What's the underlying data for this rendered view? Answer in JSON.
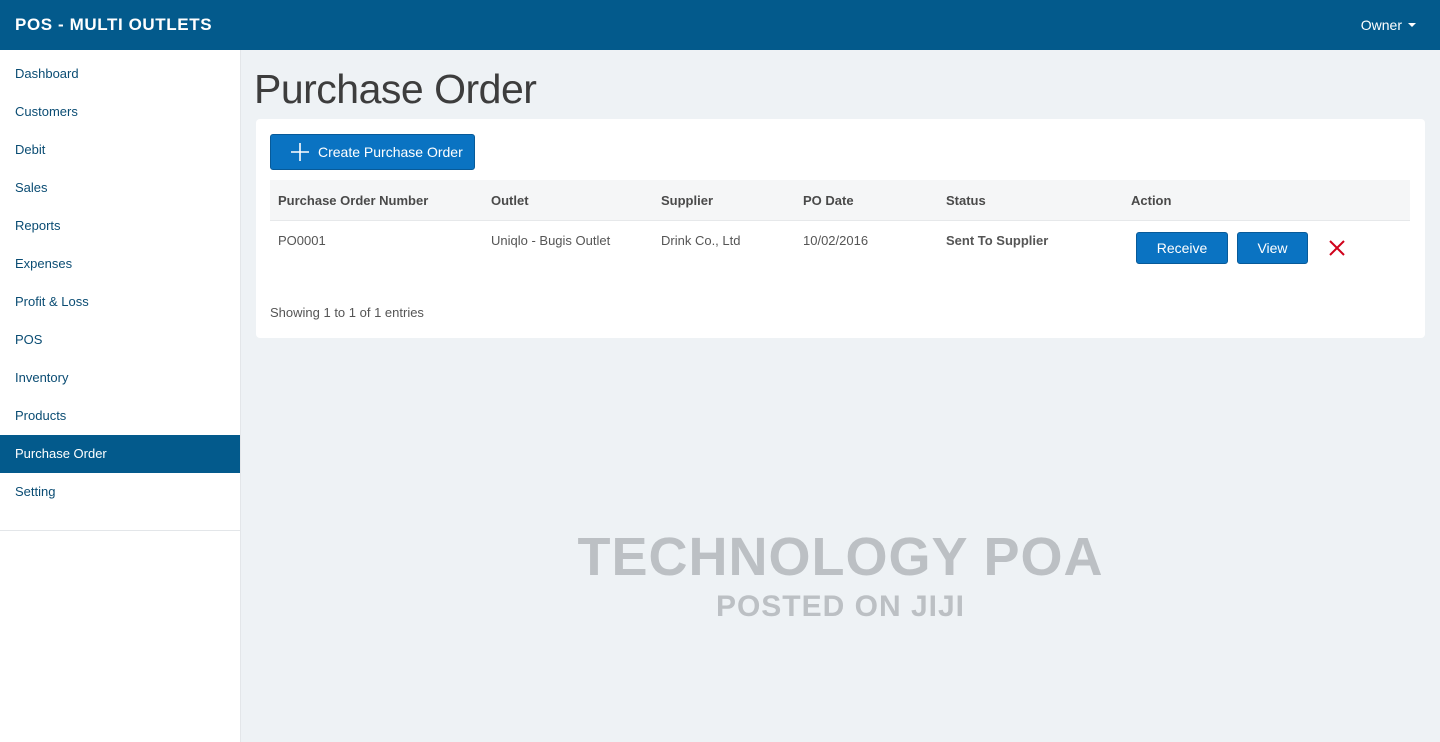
{
  "header": {
    "app_title": "POS - MULTI OUTLETS",
    "user_label": "Owner"
  },
  "sidebar": {
    "items": [
      {
        "label": "Dashboard"
      },
      {
        "label": "Customers"
      },
      {
        "label": "Debit"
      },
      {
        "label": "Sales"
      },
      {
        "label": "Reports"
      },
      {
        "label": "Expenses"
      },
      {
        "label": "Profit & Loss"
      },
      {
        "label": "POS"
      },
      {
        "label": "Inventory"
      },
      {
        "label": "Products"
      },
      {
        "label": "Purchase Order",
        "active": true
      },
      {
        "label": "Setting"
      }
    ]
  },
  "main": {
    "title": "Purchase Order",
    "create_label": "Create Purchase Order",
    "table": {
      "headers": [
        "Purchase Order Number",
        "Outlet",
        "Supplier",
        "PO Date",
        "Status",
        "Action"
      ],
      "rows": [
        {
          "po_number": "PO0001",
          "outlet": "Uniqlo - Bugis Outlet",
          "supplier": "Drink Co., Ltd",
          "po_date": "10/02/2016",
          "status": "Sent To Supplier",
          "receive_label": "Receive",
          "view_label": "View"
        }
      ]
    },
    "info": "Showing 1 to 1 of 1 entries"
  },
  "watermark": {
    "line1": "TECHNOLOGY POA",
    "line2": "POSTED ON JIJI"
  },
  "colors": {
    "brand": "#035a8c",
    "button": "#0a73c2",
    "delete": "#d0021b"
  },
  "icons": {
    "create": "plus-icon",
    "delete": "close-icon",
    "user_menu": "caret-down-icon"
  }
}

____________

# Aim of the exercise
Copy each line that holds the word "Purchase".

# Solution to this task
        "label": "Purchase Order",
    "title": "Purchase Order",
    "create_label": "Create Purchase Order",
        "Purchase Order Number",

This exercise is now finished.